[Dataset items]
☆ ☆ ☆ ☆ ☆ ☆ ☆

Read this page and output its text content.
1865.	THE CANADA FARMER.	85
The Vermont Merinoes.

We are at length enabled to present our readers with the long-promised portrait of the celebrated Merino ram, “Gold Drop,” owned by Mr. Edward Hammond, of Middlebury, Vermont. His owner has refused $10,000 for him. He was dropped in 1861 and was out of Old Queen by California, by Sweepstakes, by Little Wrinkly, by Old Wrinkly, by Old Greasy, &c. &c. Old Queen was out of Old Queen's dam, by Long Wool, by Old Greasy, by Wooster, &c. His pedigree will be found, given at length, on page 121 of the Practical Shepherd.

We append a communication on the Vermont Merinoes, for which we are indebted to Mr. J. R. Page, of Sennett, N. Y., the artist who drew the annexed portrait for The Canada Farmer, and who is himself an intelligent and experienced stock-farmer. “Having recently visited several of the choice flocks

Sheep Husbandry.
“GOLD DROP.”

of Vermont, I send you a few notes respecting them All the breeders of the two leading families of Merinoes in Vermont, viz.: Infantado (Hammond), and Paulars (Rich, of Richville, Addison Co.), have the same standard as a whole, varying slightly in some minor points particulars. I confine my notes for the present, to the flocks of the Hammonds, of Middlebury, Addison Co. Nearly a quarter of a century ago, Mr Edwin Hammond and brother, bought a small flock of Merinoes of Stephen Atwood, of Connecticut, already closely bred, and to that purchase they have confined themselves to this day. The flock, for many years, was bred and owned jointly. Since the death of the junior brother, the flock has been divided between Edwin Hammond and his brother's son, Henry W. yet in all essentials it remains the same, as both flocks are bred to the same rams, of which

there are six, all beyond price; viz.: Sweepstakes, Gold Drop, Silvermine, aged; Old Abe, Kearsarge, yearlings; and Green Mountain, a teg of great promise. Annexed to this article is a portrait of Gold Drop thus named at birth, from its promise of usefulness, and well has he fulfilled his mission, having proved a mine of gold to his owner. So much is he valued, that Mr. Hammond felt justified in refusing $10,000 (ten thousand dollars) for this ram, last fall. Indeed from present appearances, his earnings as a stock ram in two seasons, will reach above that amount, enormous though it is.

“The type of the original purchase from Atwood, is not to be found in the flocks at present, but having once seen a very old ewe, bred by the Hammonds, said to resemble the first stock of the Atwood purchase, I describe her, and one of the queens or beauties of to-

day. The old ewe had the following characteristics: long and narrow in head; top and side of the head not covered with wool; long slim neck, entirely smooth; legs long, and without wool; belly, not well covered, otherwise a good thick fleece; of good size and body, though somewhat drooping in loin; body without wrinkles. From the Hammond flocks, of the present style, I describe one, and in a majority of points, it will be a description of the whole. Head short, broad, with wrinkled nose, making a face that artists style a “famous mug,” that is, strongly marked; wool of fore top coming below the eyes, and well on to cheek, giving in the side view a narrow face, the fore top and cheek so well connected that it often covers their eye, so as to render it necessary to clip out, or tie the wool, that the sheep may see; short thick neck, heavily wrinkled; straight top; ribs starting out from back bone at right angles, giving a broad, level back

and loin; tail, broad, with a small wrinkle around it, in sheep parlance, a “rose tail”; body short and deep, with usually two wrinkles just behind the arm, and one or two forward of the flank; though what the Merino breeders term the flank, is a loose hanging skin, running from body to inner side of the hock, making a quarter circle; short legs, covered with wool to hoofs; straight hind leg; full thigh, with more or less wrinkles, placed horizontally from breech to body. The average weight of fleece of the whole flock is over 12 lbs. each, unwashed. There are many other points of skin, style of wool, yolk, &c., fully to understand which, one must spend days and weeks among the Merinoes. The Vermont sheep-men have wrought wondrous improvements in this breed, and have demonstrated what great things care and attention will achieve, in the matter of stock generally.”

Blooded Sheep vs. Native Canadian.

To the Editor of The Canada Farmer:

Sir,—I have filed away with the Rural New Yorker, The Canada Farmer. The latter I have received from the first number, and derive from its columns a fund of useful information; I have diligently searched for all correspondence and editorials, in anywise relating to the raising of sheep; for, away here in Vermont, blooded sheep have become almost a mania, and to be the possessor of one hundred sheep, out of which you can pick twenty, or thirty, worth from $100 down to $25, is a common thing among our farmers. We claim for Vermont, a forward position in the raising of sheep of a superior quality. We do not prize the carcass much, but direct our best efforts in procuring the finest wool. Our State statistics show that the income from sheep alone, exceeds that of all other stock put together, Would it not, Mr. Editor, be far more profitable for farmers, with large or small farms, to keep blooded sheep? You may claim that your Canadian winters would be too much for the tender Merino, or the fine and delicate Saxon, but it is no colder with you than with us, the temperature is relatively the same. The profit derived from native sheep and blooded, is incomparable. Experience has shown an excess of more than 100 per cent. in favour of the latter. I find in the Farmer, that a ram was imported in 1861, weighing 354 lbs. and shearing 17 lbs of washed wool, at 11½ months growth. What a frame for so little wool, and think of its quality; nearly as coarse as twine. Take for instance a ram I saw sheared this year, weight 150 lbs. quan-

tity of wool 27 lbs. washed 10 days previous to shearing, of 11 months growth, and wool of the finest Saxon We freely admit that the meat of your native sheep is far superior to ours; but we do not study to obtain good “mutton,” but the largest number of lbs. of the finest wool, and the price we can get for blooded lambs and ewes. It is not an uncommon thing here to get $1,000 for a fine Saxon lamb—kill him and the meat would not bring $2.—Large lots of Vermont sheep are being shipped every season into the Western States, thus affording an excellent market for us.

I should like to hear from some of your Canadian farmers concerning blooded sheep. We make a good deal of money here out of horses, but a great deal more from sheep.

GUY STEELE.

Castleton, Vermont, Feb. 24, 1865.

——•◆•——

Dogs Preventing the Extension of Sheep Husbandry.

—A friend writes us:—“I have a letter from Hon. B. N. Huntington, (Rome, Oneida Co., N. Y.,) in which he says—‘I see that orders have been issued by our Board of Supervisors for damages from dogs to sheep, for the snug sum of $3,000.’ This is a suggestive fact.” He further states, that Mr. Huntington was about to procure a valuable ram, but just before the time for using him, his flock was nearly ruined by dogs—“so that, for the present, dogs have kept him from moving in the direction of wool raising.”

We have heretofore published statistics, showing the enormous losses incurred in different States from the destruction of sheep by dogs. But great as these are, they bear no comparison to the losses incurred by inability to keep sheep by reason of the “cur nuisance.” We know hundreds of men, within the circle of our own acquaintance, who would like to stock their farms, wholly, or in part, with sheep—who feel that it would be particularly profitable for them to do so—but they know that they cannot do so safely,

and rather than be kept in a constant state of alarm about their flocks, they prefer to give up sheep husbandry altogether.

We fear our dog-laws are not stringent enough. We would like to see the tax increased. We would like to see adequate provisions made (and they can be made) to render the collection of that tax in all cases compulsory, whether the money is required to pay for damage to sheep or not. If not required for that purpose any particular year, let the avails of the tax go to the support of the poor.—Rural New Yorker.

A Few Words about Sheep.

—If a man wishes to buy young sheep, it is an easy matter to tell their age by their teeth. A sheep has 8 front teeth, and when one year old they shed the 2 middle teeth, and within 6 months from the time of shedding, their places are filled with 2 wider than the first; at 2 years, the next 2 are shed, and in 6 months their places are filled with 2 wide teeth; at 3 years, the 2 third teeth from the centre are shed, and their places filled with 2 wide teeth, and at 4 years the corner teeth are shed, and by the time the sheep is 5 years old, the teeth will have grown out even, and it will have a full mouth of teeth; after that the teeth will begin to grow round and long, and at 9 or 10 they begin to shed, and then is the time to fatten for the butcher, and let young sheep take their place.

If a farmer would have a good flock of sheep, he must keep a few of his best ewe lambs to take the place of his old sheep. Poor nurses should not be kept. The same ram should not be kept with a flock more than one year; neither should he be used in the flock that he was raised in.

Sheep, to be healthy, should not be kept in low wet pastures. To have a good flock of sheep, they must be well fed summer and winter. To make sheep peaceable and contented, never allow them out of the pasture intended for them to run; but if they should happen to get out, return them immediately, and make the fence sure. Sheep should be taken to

☆ ☆ ☆ ☆ ☆ ☆ ☆

(EXERCISE DESCRIPTION)
Could you transcribe the records in full, exactly?

(WORKED ANSWER)
Read this page and output its text content.
1865.	THE CANADA FARMER.	85
The Vermont Merinoes.

We are at length enabled to present our readers with the long-promised portrait of the celebrated Merino ram, “Gold Drop,” owned by Mr. Edward Hammond, of Middlebury, Vermont. His owner has refused $10,000 for him. He was dropped in 1861 and was out of Old Queen by California, by Sweepstakes, by Little Wrinkly, by Old Wrinkly, by Old Greasy, &c. &c. Old Queen was out of Old Queen's dam, by Long Wool, by Old Greasy, by Wooster, &c. His pedigree will be found, given at length, on page 121 of the Practical Shepherd.

We append a communication on the Vermont Merinoes, for which we are indebted to Mr. J. R. Page, of Sennett, N. Y., the artist who drew the annexed portrait for The Canada Farmer, and who is himself an intelligent and experienced stock-farmer. “Having recently visited several of the choice flocks

Sheep Husbandry.
“GOLD DROP.”

of Vermont, I send you a few notes respecting them All the breeders of the two leading families of Merinoes in Vermont, viz.: Infantado (Hammond), and Paulars (Rich, of Richville, Addison Co.), have the same standard as a whole, varying slightly in some minor points particulars. I confine my notes for the present, to the flocks of the Hammonds, of Middlebury, Addison Co. Nearly a quarter of a century ago, Mr Edwin Hammond and brother, bought a small flock of Merinoes of Stephen Atwood, of Connecticut, already closely bred, and to that purchase they have confined themselves to this day. The flock, for many years, was bred and owned jointly. Since the death of the junior brother, the flock has been divided between Edwin Hammond and his brother's son, Henry W. yet in all essentials it remains the same, as both flocks are bred to the same rams, of which

there are six, all beyond price; viz.: Sweepstakes, Gold Drop, Silvermine, aged; Old Abe, Kearsarge, yearlings; and Green Mountain, a teg of great promise. Annexed to this article is a portrait of Gold Drop thus named at birth, from its promise of usefulness, and well has he fulfilled his mission, having proved a mine of gold to his owner. So much is he valued, that Mr. Hammond felt justified in refusing $10,000 (ten thousand dollars) for this ram, last fall. Indeed from present appearances, his earnings as a stock ram in two seasons, will reach above that amount, enormous though it is.

“The type of the original purchase from Atwood, is not to be found in the flocks at present, but having once seen a very old ewe, bred by the Hammonds, said to resemble the first stock of the Atwood purchase, I describe her, and one of the queens or beauties of to-

day. The old ewe had the following characteristics: long and narrow in head; top and side of the head not covered with wool; long slim neck, entirely smooth; legs long, and without wool; belly, not well covered, otherwise a good thick fleece; of good size and body, though somewhat drooping in loin; body without wrinkles. From the Hammond flocks, of the present style, I describe one, and in a majority of points, it will be a description of the whole. Head short, broad, with wrinkled nose, making a face that artists style a “famous mug,” that is, strongly marked; wool of fore top coming below the eyes, and well on to cheek, giving in the side view a narrow face, the fore top and cheek so well connected that it often covers their eye, so as to render it necessary to clip out, or tie the wool, that the sheep may see; short thick neck, heavily wrinkled; straight top; ribs starting out from back bone at right angles, giving a broad, level back

and loin; tail, broad, with a small wrinkle around it, in sheep parlance, a “rose tail”; body short and deep, with usually two wrinkles just behind the arm, and one or two forward of the flank; though what the Merino breeders term the flank, is a loose hanging skin, running from body to inner side of the hock, making a quarter circle; short legs, covered with wool to hoofs; straight hind leg; full thigh, with more or less wrinkles, placed horizontally from breech to body. The average weight of fleece of the whole flock is over 12 lbs. each, unwashed. There are many other points of skin, style of wool, yolk, &c., fully to understand which, one must spend days and weeks among the Merinoes. The Vermont sheep-men have wrought wondrous improvements in this breed, and have demonstrated what great things care and attention will achieve, in the matter of stock generally.”

Blooded Sheep vs. Native Canadian.

To the Editor of The Canada Farmer:

Sir,—I have filed away with the Rural New Yorker, The Canada Farmer. The latter I have received from the first number, and derive from its columns a fund of useful information; I have diligently searched for all correspondence and editorials, in anywise relating to the raising of sheep; for, away here in Vermont, blooded sheep have become almost a mania, and to be the possessor of one hundred sheep, out of which you can pick twenty, or thirty, worth from $100 down to $25, is a common thing among our farmers. We claim for Vermont, a forward position in the raising of sheep of a superior quality. We do not prize the carcass much, but direct our best efforts in procuring the finest wool. Our State statistics show that the income from sheep alone, exceeds that of all other stock put together, Would it not, Mr. Editor, be far more profitable for farmers, with large or small farms, to keep blooded sheep? You may claim that your Canadian winters would be too much for the tender Merino, or the fine and delicate Saxon, but it is no colder with you than with us, the temperature is relatively the same. The profit derived from native sheep and blooded, is incomparable. Experience has shown an excess of more than 100 per cent. in favour of the latter. I find in the Farmer, that a ram was imported in 1861, weighing 354 lbs. and shearing 17 lbs of washed wool, at 11½ months growth. What a frame for so little wool, and think of its quality; nearly as coarse as twine. Take for instance a ram I saw sheared this year, weight 150 lbs. quan-

tity of wool 27 lbs. washed 10 days previous to shearing, of 11 months growth, and wool of the finest Saxon We freely admit that the meat of your native sheep is far superior to ours; but we do not study to obtain good “mutton,” but the largest number of lbs. of the finest wool, and the price we can get for blooded lambs and ewes. It is not an uncommon thing here to get $1,000 for a fine Saxon lamb—kill him and the meat would not bring $2.—Large lots of Vermont sheep are being shipped every season into the Western States, thus affording an excellent market for us.

I should like to hear from some of your Canadian farmers concerning blooded sheep. We make a good deal of money here out of horses, but a great deal more from sheep.

GUY STEELE.

Castleton, Vermont, Feb. 24, 1865.

——•◆•——

Dogs Preventing the Extension of Sheep Husbandry.

—A friend writes us:—“I have a letter from Hon. B. N. Huntington, (Rome, Oneida Co., N. Y.,) in which he says—‘I see that orders have been issued by our Board of Supervisors for damages from dogs to sheep, for the snug sum of $3,000.’ This is a suggestive fact.” He further states, that Mr. Huntington was about to procure a valuable ram, but just before the time for using him, his flock was nearly ruined by dogs—“so that, for the present, dogs have kept him from moving in the direction of wool raising.”

We have heretofore published statistics, showing the enormous losses incurred in different States from the destruction of sheep by dogs. But great as these are, they bear no comparison to the losses incurred by inability to keep sheep by reason of the “cur nuisance.” We know hundreds of men, within the circle of our own acquaintance, who would like to stock their farms, wholly, or in part, with sheep—who feel that it would be particularly profitable for them to do so—but they know that they cannot do so safely,

and rather than be kept in a constant state of alarm about their flocks, they prefer to give up sheep husbandry altogether.

We fear our dog-laws are not stringent enough. We would like to see the tax increased. We would like to see adequate provisions made (and they can be made) to render the collection of that tax in all cases compulsory, whether the money is required to pay for damage to sheep or not. If not required for that purpose any particular year, let the avails of the tax go to the support of the poor.—Rural New Yorker.

A Few Words about Sheep.

—If a man wishes to buy young sheep, it is an easy matter to tell their age by their teeth. A sheep has 8 front teeth, and when one year old they shed the 2 middle teeth, and within 6 months from the time of shedding, their places are filled with 2 wider than the first; at 2 years, the next 2 are shed, and in 6 months their places are filled with 2 wide teeth; at 3 years, the 2 third teeth from the centre are shed, and their places filled with 2 wide teeth, and at 4 years the corner teeth are shed, and by the time the sheep is 5 years old, the teeth will have grown out even, and it will have a full mouth of teeth; after that the teeth will begin to grow round and long, and at 9 or 10 they begin to shed, and then is the time to fatten for the butcher, and let young sheep take their place.

If a farmer would have a good flock of sheep, he must keep a few of his best ewe lambs to take the place of his old sheep. Poor nurses should not be kept. The same ram should not be kept with a flock more than one year; neither should he be used in the flock that he was raised in.

Sheep, to be healthy, should not be kept in low wet pastures. To have a good flock of sheep, they must be well fed summer and winter. To make sheep peaceable and contented, never allow them out of the pasture intended for them to run; but if they should happen to get out, return them immediately, and make the fence sure. Sheep should be taken to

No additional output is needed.